Entries —
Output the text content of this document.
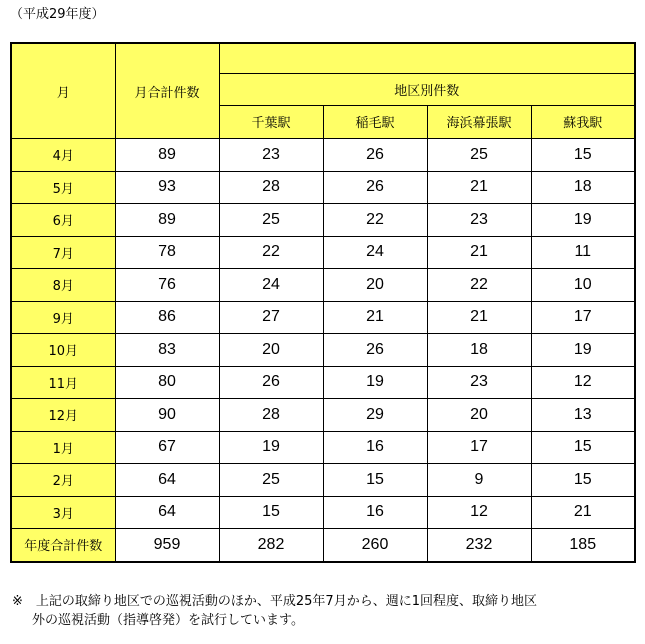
（平成29年度）
月	月合計件数				
		地区別件数			
		千葉駅	稲毛駅	海浜幕張駅	蘇我駅
4月	89	23	26	25	15
5月	93	28	26	21	18
6月	89	25	22	23	19
7月	78	22	24	21	11
8月	76	24	20	22	10
9月	86	27	21	21	17
10月	83	20	26	18	19
11月	80	26	19	23	12
12月	90	28	29	20	13
1月	67	19	16	17	15
2月	64	25	15	9	15
3月	64	15	16	12	21
年度合計件数	959	282	260	232	185
※　上記の取締り地区での巡視活動のほか、平成25年7月から、週に1回程度、取締り地区
外の巡視活動（指導啓発）を試行しています。
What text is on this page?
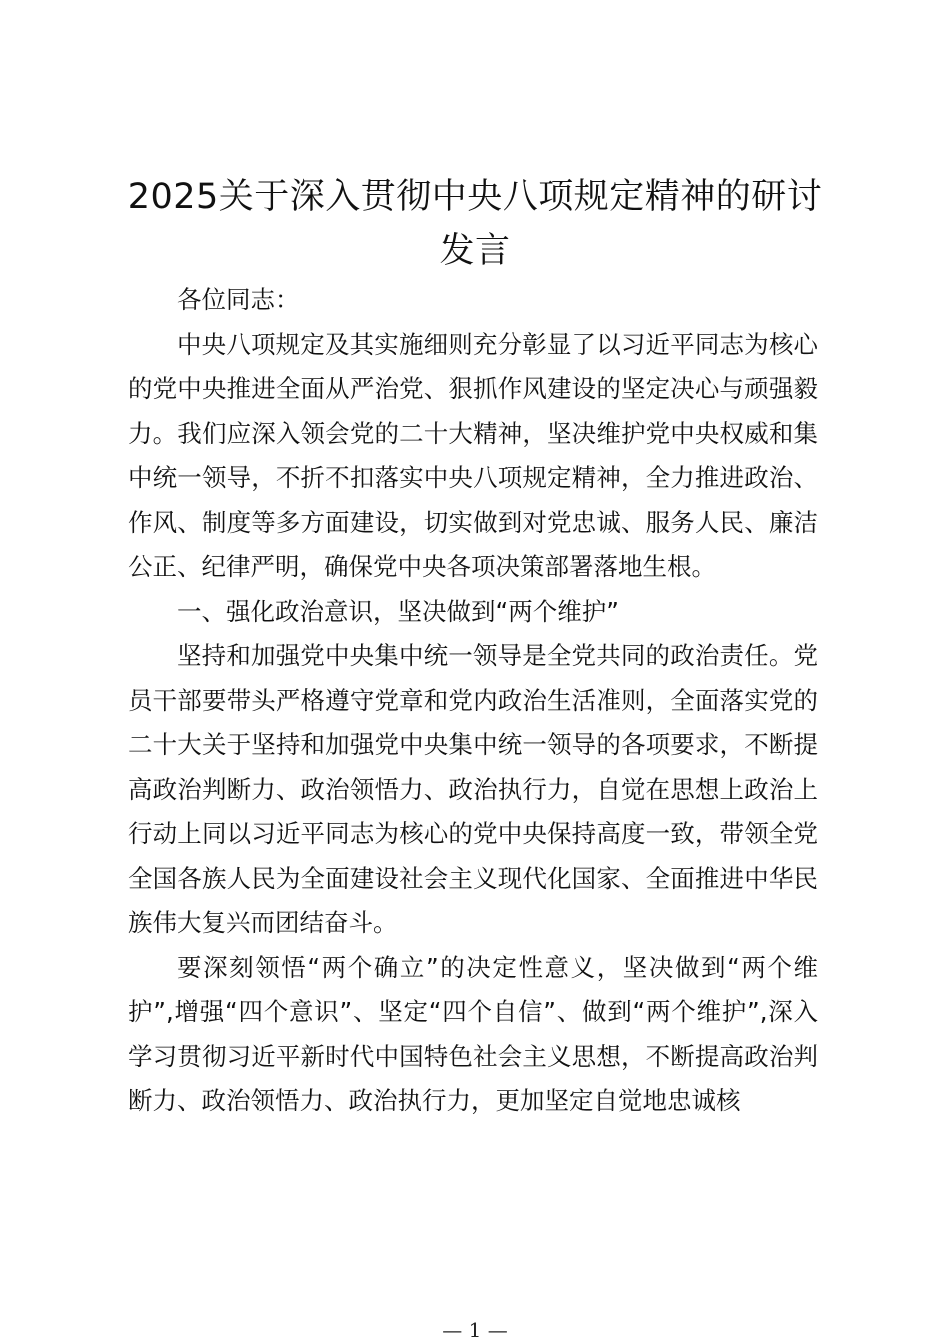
2025关于深入贯彻中央八项规定精神的研讨发言

各位同志：

中央八项规定及其实施细则充分彰显了以习近平同志为核心的党中央推进全面从严治党、狠抓作风建设的坚定决心与顽强毅力。我们应深入领会党的二十大精神，坚决维护党中央权威和集中统一领导，不折不扣落实中央八项规定精神，全力推进政治、作风、制度等多方面建设，切实做到对党忠诚、服务人民、廉洁公正、纪律严明，确保党中央各项决策部署落地生根。

一、强化政治意识，坚决做到“两个维护”

坚持和加强党中央集中统一领导是全党共同的政治责任。党员干部要带头严格遵守党章和党内政治生活准则，全面落实党的二十大关于坚持和加强党中央集中统一领导的各项要求，不断提高政治判断力、政治领悟力、政治执行力，自觉在思想上政治上行动上同以习近平同志为核心的党中央保持高度一致，带领全党全国各族人民为全面建设社会主义现代化国家、全面推进中华民族伟大复兴而团结奋斗。

要深刻领悟“两个确立”的决定性意义，坚决做到“两个维护”,增强“四个意识”、坚定“四个自信”、做到“两个维护”,深入学习贯彻习近平新时代中国特色社会主义思想，不断提高政治判断力、政治领悟力、政治执行力，更加坚定自觉地忠诚核

— 1 —
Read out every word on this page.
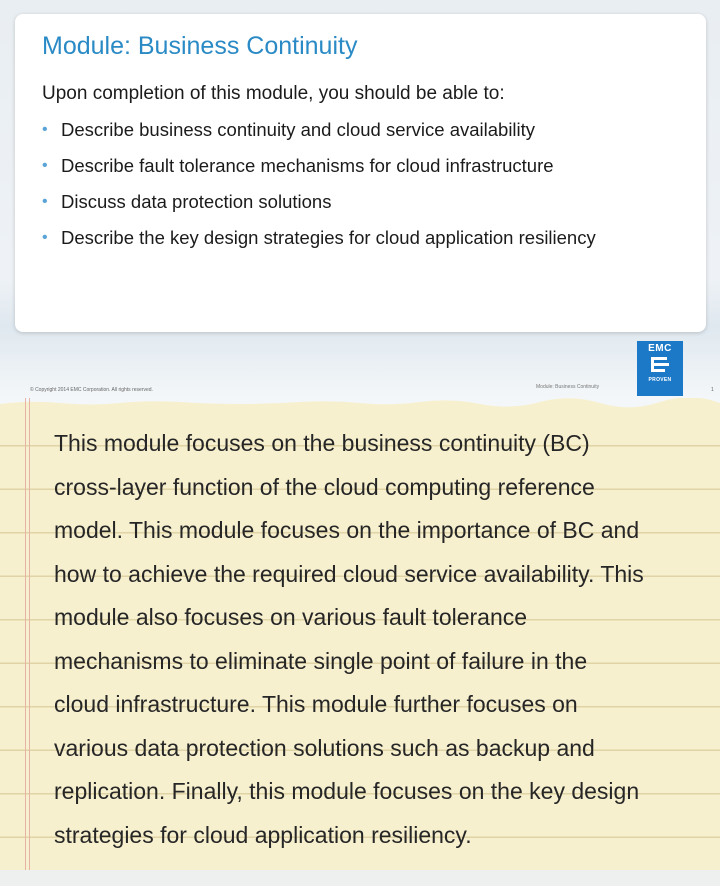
Module: Business Continuity

Upon completion of this module, you should be able to:

• Describe business continuity and cloud service availability
• Describe fault tolerance mechanisms for cloud infrastructure
• Discuss data protection solutions
• Describe the key design strategies for cloud application resiliency
© Copyright 2014 EMC Corporation. All rights reserved.	Module: Business Continuity	1
EMC
PROVEN

This module focuses on the business continuity (BC)
cross-layer function of the cloud computing reference
model. This module focuses on the importance of BC and
how to achieve the required cloud service availability. This
module also focuses on various fault tolerance
mechanisms to eliminate single point of failure in the
cloud infrastructure. This module further focuses on
various data protection solutions such as backup and
replication. Finally, this module focuses on the key design
strategies for cloud application resiliency.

Exercise details — Copy the records exactly as they appear, excluding images.

Final result —
Output the text content of this document.
（平成29年度）
月	月合計件数				
		地区別件数			
		千葉駅	稲毛駅	海浜幕張駅	蘇我駅
4月	89	23	26	25	15
5月	93	28	26	21	18
6月	89	25	22	23	19
7月	78	22	24	21	11
8月	76	24	20	22	10
9月	86	27	21	21	17
10月	83	20	26	18	19
11月	80	26	19	23	12
12月	90	28	29	20	13
1月	67	19	16	17	15
2月	64	25	15	9	15
3月	64	15	16	12	21
年度合計件数	959	282	260	232	185
※　上記の取締り地区での巡視活動のほか、平成25年7月から、週に1回程度、取締り地区
外の巡視活動（指導啓発）を試行しています。
What text is on this page?
2025关于深入贯彻中央八项规定精神的研讨发言

各位同志：

中央八项规定及其实施细则充分彰显了以习近平同志为核心的党中央推进全面从严治党、狠抓作风建设的坚定决心与顽强毅力。我们应深入领会党的二十大精神，坚决维护党中央权威和集中统一领导，不折不扣落实中央八项规定精神，全力推进政治、作风、制度等多方面建设，切实做到对党忠诚、服务人民、廉洁公正、纪律严明，确保党中央各项决策部署落地生根。

一、强化政治意识，坚决做到“两个维护”

坚持和加强党中央集中统一领导是全党共同的政治责任。党员干部要带头严格遵守党章和党内政治生活准则，全面落实党的二十大关于坚持和加强党中央集中统一领导的各项要求，不断提高政治判断力、政治领悟力、政治执行力，自觉在思想上政治上行动上同以习近平同志为核心的党中央保持高度一致，带领全党全国各族人民为全面建设社会主义现代化国家、全面推进中华民族伟大复兴而团结奋斗。

要深刻领悟“两个确立”的决定性意义，坚决做到“两个维护”,增强“四个意识”、坚定“四个自信”、做到“两个维护”,深入学习贯彻习近平新时代中国特色社会主义思想，不断提高政治判断力、政治领悟力、政治执行力，更加坚定自觉地忠诚核

— 1 —
Read out every word on this page.
Module: Business Continuity

Upon completion of this module, you should be able to:

• Describe business continuity and cloud service availability
• Describe fault tolerance mechanisms for cloud infrastructure
• Discuss data protection solutions
• Describe the key design strategies for cloud application resiliency
© Copyright 2014 EMC Corporation. All rights reserved.	Module: Business Continuity	1
EMC
PROVEN

This module focuses on the business continuity (BC)
cross-layer function of the cloud computing reference
model. This module focuses on the importance of BC and
how to achieve the required cloud service availability. This
module also focuses on various fault tolerance
mechanisms to eliminate single point of failure in the
cloud infrastructure. This module further focuses on
various data protection solutions such as backup and
replication. Finally, this module focuses on the key design
strategies for cloud application resiliency.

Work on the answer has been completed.